**Exercise directions**. Say only how many lines contain the word "Orçamentário".

--- START Record extracts ---

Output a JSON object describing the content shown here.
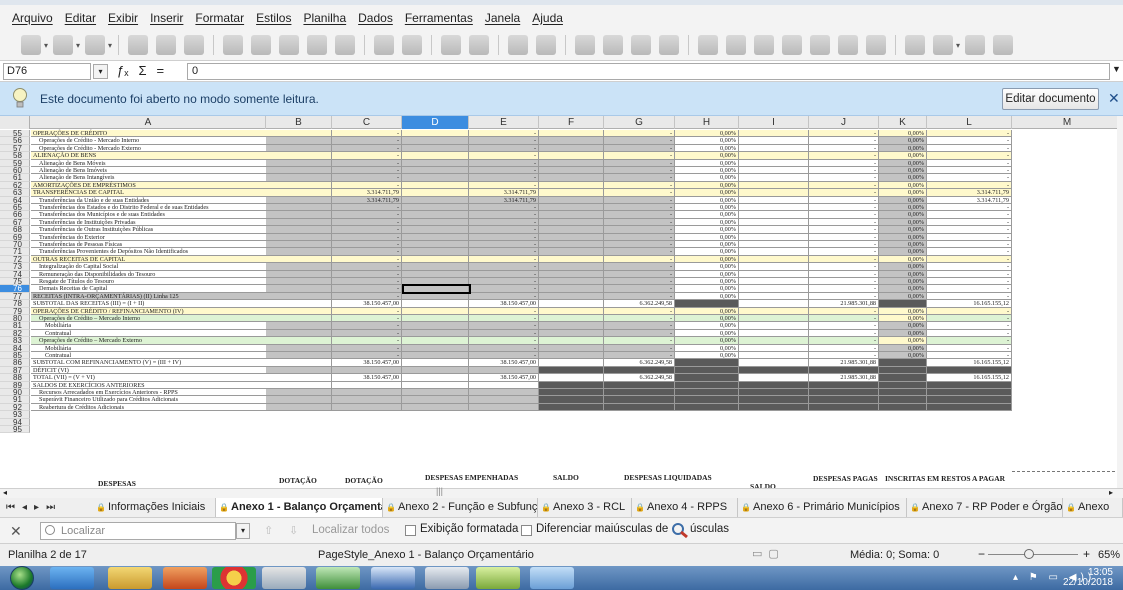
{
  "menu": [
    "Arquivo",
    "Editar",
    "Exibir",
    "Inserir",
    "Formatar",
    "Estilos",
    "Planilha",
    "Dados",
    "Ferramentas",
    "Janela",
    "Ajuda"
  ],
  "formula": {
    "cell_ref": "D76",
    "value": "0",
    "func_glyphs": [
      "ƒₓ",
      "Σ",
      "="
    ]
  },
  "infobar": {
    "text": "Este documento foi aberto no modo somente leitura.",
    "edit_button": "Editar documento"
  },
  "columns": [
    "A",
    "B",
    "C",
    "D",
    "E",
    "F",
    "G",
    "H",
    "I",
    "J",
    "K",
    "L",
    "M"
  ],
  "selected_column": "D",
  "rows": [
    {
      "n": "55",
      "label": "OPERAÇÕES DE CRÉDITO",
      "indent": 0,
      "style": "yellow",
      "h": "0,00%",
      "k": "0,00%"
    },
    {
      "n": "56",
      "label": "Operações de Crédito - Mercado Interno",
      "indent": 1,
      "style": "grey",
      "h": "0,00%",
      "k": "0,00%"
    },
    {
      "n": "57",
      "label": "Operações de Crédito - Mercado Externo",
      "indent": 1,
      "style": "grey",
      "h": "0,00%",
      "k": "0,00%"
    },
    {
      "n": "58",
      "label": "ALIENAÇÃO DE BENS",
      "indent": 0,
      "style": "yellow",
      "h": "0,00%",
      "k": "0,00%"
    },
    {
      "n": "59",
      "label": "Alienação de Bens Móveis",
      "indent": 1,
      "style": "grey",
      "h": "0,00%",
      "k": "0,00%"
    },
    {
      "n": "60",
      "label": "Alienação de Bens Imóveis",
      "indent": 1,
      "style": "grey",
      "h": "0,00%",
      "k": "0,00%"
    },
    {
      "n": "61",
      "label": "Alienação de Bens Intangíveis",
      "indent": 1,
      "style": "grey",
      "h": "0,00%",
      "k": "0,00%"
    },
    {
      "n": "62",
      "label": "AMORTIZAÇÕES DE EMPRÉSTIMOS",
      "indent": 0,
      "style": "yellow",
      "h": "0,00%",
      "k": "0,00%"
    },
    {
      "n": "63",
      "label": "TRANSFERÊNCIAS DE CAPITAL",
      "indent": 0,
      "style": "yellow",
      "c": "3.314.711,79",
      "e": "3.314.711,79",
      "h": "0,00%",
      "k": "0,00%",
      "l": "3.314.711,79"
    },
    {
      "n": "64",
      "label": "Transferências da União e de suas Entidades",
      "indent": 1,
      "style": "grey",
      "c": "3.314.711,79",
      "e": "3.314.711,79",
      "h": "0,00%",
      "k": "0,00%",
      "l": "3.314.711,79"
    },
    {
      "n": "65",
      "label": "Transferências dos Estados e do Distrito Federal e de suas Entidades",
      "indent": 1,
      "style": "grey",
      "h": "0,00%",
      "k": "0,00%"
    },
    {
      "n": "66",
      "label": "Transferências dos Municípios e de suas Entidades",
      "indent": 1,
      "style": "grey",
      "h": "0,00%",
      "k": "0,00%"
    },
    {
      "n": "67",
      "label": "Transferências de Instituições Privadas",
      "indent": 1,
      "style": "grey",
      "h": "0,00%",
      "k": "0,00%"
    },
    {
      "n": "68",
      "label": "Transferências de Outras Instituições Públicas",
      "indent": 1,
      "style": "grey",
      "h": "0,00%",
      "k": "0,00%"
    },
    {
      "n": "69",
      "label": "Transferências do Exterior",
      "indent": 1,
      "style": "grey",
      "h": "0,00%",
      "k": "0,00%"
    },
    {
      "n": "70",
      "label": "Transferências de Pessoas Físicas",
      "indent": 1,
      "style": "grey",
      "h": "0,00%",
      "k": "0,00%"
    },
    {
      "n": "71",
      "label": "Transferências Provenientes de Depósitos Não Identificados",
      "indent": 1,
      "style": "grey",
      "h": "0,00%",
      "k": "0,00%"
    },
    {
      "n": "72",
      "label": "OUTRAS RECEITAS DE CAPITAL",
      "indent": 0,
      "style": "yellow",
      "h": "0,00%",
      "k": "0,00%"
    },
    {
      "n": "73",
      "label": "Integralização do Capital Social",
      "indent": 1,
      "style": "grey",
      "h": "0,00%",
      "k": "0,00%"
    },
    {
      "n": "74",
      "label": "Remuneração das Disponibilidades do Tesouro",
      "indent": 1,
      "style": "grey",
      "h": "0,00%",
      "k": "0,00%"
    },
    {
      "n": "75",
      "label": "Resgate de Títulos do Tesouro",
      "indent": 1,
      "style": "grey",
      "h": "0,00%",
      "k": "0,00%"
    },
    {
      "n": "76",
      "label": "Demais Receitas de Capital",
      "indent": 1,
      "style": "grey",
      "h": "0,00%",
      "k": "0,00%"
    },
    {
      "n": "77",
      "label": "RECEITAS (INTRA-ORÇAMENTÁRIAS) (II)   Linha 125",
      "indent": 0,
      "style": "grey",
      "h": "0,00%",
      "k": "0,00%"
    },
    {
      "n": "78",
      "label": "SUBTOTAL DAS RECEITAS (III) = (I + II)",
      "indent": 0,
      "style": "total",
      "c": "38.150.457,00",
      "e": "38.150.457,00",
      "g": "6.362.249,58",
      "j": "21.985.301,88",
      "l": "16.165.155,12"
    },
    {
      "n": "79",
      "label": "OPERAÇÕES DE CRÉDITO / REFINANCIAMENTO (IV)",
      "indent": 0,
      "style": "yellow",
      "h": "0,00%",
      "k": "0,00%"
    },
    {
      "n": "80",
      "label": "Operações de Crédito – Mercado Interno",
      "indent": 1,
      "style": "green",
      "h": "0,00%",
      "k": "0,00%"
    },
    {
      "n": "81",
      "label": "Mobiliária",
      "indent": 2,
      "style": "grey",
      "h": "0,00%",
      "k": "0,00%"
    },
    {
      "n": "82",
      "label": "Contratual",
      "indent": 2,
      "style": "grey",
      "h": "0,00%",
      "k": "0,00%"
    },
    {
      "n": "83",
      "label": "Operações de Crédito – Mercado Externo",
      "indent": 1,
      "style": "green",
      "h": "0,00%",
      "k": "0,00%"
    },
    {
      "n": "84",
      "label": "Mobiliária",
      "indent": 2,
      "style": "grey",
      "h": "0,00%",
      "k": "0,00%"
    },
    {
      "n": "85",
      "label": "Contratual",
      "indent": 2,
      "style": "grey",
      "h": "0,00%",
      "k": "0,00%"
    },
    {
      "n": "86",
      "label": "SUBTOTAL COM REFINANCIAMENTO (V) = (III + IV)",
      "indent": 0,
      "style": "total",
      "c": "38.150.457,00",
      "e": "38.150.457,00",
      "g": "6.362.249,58",
      "j": "21.985.301,88",
      "l": "16.165.155,12"
    },
    {
      "n": "87",
      "label": "DÉFICIT (VI)",
      "indent": 0,
      "style": "dark"
    },
    {
      "n": "88",
      "label": "TOTAL (VII) = (V + VI)",
      "indent": 0,
      "style": "total",
      "c": "38.150.457,00",
      "e": "38.150.457,00",
      "g": "6.362.249,58",
      "j": "21.985.301,88",
      "l": "16.165.155,12"
    },
    {
      "n": "89",
      "label": "SALDOS DE EXERCÍCIOS ANTERIORES",
      "indent": 0,
      "style": "greyonly"
    },
    {
      "n": "90",
      "label": "Recursos Arrecadados em Exercícios Anteriores - RPPS",
      "indent": 1,
      "style": "dark"
    },
    {
      "n": "91",
      "label": "Superávit Financeiro Utilizado para Créditos Adicionais",
      "indent": 1,
      "style": "dark"
    },
    {
      "n": "92",
      "label": "Reabertura de Créditos Adicionais",
      "indent": 1,
      "style": "dark"
    },
    {
      "n": "93",
      "label": "",
      "indent": 0,
      "style": "blank"
    },
    {
      "n": "94",
      "label": "",
      "indent": 0,
      "style": "blank"
    },
    {
      "n": "95",
      "label": "",
      "indent": 0,
      "style": "blank"
    }
  ],
  "bottom_headers": {
    "despesas": "DESPESAS",
    "dotacao_inicial": "DOTAÇÃO",
    "dotacao_atualizada": "DOTAÇÃO",
    "empenhadas": "DESPESAS EMPENHADAS",
    "saldo": "SALDO",
    "liquidadas": "DESPESAS LIQUIDADAS",
    "saldo2": "SALDO",
    "pagas": "DESPESAS PAGAS",
    "restos": "INSCRITAS EM RESTOS A PAGAR"
  },
  "tabs": [
    {
      "label": "Informações Iniciais",
      "active": false
    },
    {
      "label": "Anexo 1 - Balanço Orçamentário",
      "active": true
    },
    {
      "label": "Anexo 2 - Função e Subfunção",
      "active": false
    },
    {
      "label": "Anexo 3 - RCL",
      "active": false
    },
    {
      "label": "Anexo 4 - RPPS",
      "active": false
    },
    {
      "label": "Anexo 6 - Primário Municípios",
      "active": false
    },
    {
      "label": "Anexo 7 - RP Poder e Órgão",
      "active": false
    },
    {
      "label": "Anexo",
      "active": false
    }
  ],
  "find": {
    "placeholder": "Localizar",
    "find_all": "Localizar todos",
    "formatted": "Exibição formatada",
    "match_case": "Diferenciar maiúsculas de minúsculas"
  },
  "status": {
    "sheet": "Planilha 2 de 17",
    "page_style": "PageStyle_Anexo 1 - Balanço Orçamentário",
    "sum": "Média: 0; Soma: 0",
    "zoom": "65%"
  },
  "tray": {
    "time": "13:05",
    "date": "22/10/2018"
  },
  "colors": {
    "info_bg": "#cbe3f7",
    "selection": "#3c8de0",
    "yellow_row": "#fff9cc",
    "grey_cell": "#c3c3c3",
    "dark_cell": "#5a5a5a",
    "green_row": "#ddf3d4"
  }
}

--- END Record extracts ---

**Result for this exercise**. 2